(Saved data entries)
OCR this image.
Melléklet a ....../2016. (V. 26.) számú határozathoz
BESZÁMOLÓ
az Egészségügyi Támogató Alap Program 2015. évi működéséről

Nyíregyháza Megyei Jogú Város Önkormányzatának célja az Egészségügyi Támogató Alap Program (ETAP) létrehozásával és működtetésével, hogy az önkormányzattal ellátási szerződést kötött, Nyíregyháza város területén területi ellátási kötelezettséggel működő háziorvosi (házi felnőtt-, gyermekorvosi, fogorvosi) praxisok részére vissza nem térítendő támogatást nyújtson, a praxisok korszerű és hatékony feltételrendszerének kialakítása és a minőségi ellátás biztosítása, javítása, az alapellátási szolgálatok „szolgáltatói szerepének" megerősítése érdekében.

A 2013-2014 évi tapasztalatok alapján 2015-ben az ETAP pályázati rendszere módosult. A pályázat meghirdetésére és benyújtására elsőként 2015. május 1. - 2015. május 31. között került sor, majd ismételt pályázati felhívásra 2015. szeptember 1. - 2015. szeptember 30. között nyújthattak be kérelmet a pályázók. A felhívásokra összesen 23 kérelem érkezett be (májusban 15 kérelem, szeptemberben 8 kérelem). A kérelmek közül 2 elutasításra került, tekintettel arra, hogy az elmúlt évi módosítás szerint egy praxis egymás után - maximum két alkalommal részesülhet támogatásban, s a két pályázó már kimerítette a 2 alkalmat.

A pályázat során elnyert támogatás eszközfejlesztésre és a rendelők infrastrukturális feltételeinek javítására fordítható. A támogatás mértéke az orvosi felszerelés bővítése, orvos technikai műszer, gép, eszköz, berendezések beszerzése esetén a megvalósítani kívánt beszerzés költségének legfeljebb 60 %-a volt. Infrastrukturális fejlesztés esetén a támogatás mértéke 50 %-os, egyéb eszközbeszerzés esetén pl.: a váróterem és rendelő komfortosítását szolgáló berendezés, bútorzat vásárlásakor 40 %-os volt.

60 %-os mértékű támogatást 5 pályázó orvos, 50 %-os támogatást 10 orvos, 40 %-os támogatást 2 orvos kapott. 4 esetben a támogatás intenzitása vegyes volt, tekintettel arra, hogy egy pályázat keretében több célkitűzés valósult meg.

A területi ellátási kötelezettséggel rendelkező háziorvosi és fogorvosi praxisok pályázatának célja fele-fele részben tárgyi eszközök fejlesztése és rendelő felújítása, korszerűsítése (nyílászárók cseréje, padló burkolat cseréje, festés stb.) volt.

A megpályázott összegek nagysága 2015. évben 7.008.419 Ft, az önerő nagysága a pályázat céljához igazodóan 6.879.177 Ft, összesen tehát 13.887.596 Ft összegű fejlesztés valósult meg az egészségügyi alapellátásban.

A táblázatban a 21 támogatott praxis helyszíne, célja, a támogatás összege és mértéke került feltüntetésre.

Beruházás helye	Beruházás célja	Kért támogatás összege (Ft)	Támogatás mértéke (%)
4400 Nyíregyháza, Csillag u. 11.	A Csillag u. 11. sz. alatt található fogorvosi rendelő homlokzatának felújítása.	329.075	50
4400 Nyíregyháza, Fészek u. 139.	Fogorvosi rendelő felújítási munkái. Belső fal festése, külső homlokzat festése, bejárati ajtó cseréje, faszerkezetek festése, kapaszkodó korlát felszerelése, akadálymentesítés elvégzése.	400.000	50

* EXERCISE REQUIREMENTS: Please set down each line of the records exactly as given.

* TASK RESULT:
OCR this image.
Melléklet a ....../2016. (V. 26.) számú határozathoz
BESZÁMOLÓ
az Egészségügyi Támogató Alap Program 2015. évi működéséről

Nyíregyháza Megyei Jogú Város Önkormányzatának célja az Egészségügyi Támogató Alap Program (ETAP) létrehozásával és működtetésével, hogy az önkormányzattal ellátási szerződést kötött, Nyíregyháza város területén területi ellátási kötelezettséggel működő háziorvosi (házi felnőtt-, gyermekorvosi, fogorvosi) praxisok részére vissza nem térítendő támogatást nyújtson, a praxisok korszerű és hatékony feltételrendszerének kialakítása és a minőségi ellátás biztosítása, javítása, az alapellátási szolgálatok „szolgáltatói szerepének" megerősítése érdekében.

A 2013-2014 évi tapasztalatok alapján 2015-ben az ETAP pályázati rendszere módosult. A pályázat meghirdetésére és benyújtására elsőként 2015. május 1. - 2015. május 31. között került sor, majd ismételt pályázati felhívásra 2015. szeptember 1. - 2015. szeptember 30. között nyújthattak be kérelmet a pályázók. A felhívásokra összesen 23 kérelem érkezett be (májusban 15 kérelem, szeptemberben 8 kérelem). A kérelmek közül 2 elutasításra került, tekintettel arra, hogy az elmúlt évi módosítás szerint egy praxis egymás után - maximum két alkalommal részesülhet támogatásban, s a két pályázó már kimerítette a 2 alkalmat.

A pályázat során elnyert támogatás eszközfejlesztésre és a rendelők infrastrukturális feltételeinek javítására fordítható. A támogatás mértéke az orvosi felszerelés bővítése, orvos technikai műszer, gép, eszköz, berendezések beszerzése esetén a megvalósítani kívánt beszerzés költségének legfeljebb 60 %-a volt. Infrastrukturális fejlesztés esetén a támogatás mértéke 50 %-os, egyéb eszközbeszerzés esetén pl.: a váróterem és rendelő komfortosítását szolgáló berendezés, bútorzat vásárlásakor 40 %-os volt.

60 %-os mértékű támogatást 5 pályázó orvos, 50 %-os támogatást 10 orvos, 40 %-os támogatást 2 orvos kapott. 4 esetben a támogatás intenzitása vegyes volt, tekintettel arra, hogy egy pályázat keretében több célkitűzés valósult meg.

A területi ellátási kötelezettséggel rendelkező háziorvosi és fogorvosi praxisok pályázatának célja fele-fele részben tárgyi eszközök fejlesztése és rendelő felújítása, korszerűsítése (nyílászárók cseréje, padló burkolat cseréje, festés stb.) volt.

A megpályázott összegek nagysága 2015. évben 7.008.419 Ft, az önerő nagysága a pályázat céljához igazodóan 6.879.177 Ft, összesen tehát 13.887.596 Ft összegű fejlesztés valósult meg az egészségügyi alapellátásban.

A táblázatban a 21 támogatott praxis helyszíne, célja, a támogatás összege és mértéke került feltüntetésre.

Beruházás helye	Beruházás célja	Kért támogatás összege (Ft)	Támogatás mértéke (%)
4400 Nyíregyháza, Csillag u. 11.	A Csillag u. 11. sz. alatt található fogorvosi rendelő homlokzatának felújítása.	329.075	50
4400 Nyíregyháza, Fészek u. 139.	Fogorvosi rendelő felújítási munkái. Belső fal festése, külső homlokzat festése, bejárati ajtó cseréje, faszerkezetek festése, kapaszkodó korlát felszerelése, akadálymentesítés elvégzése.	400.000	50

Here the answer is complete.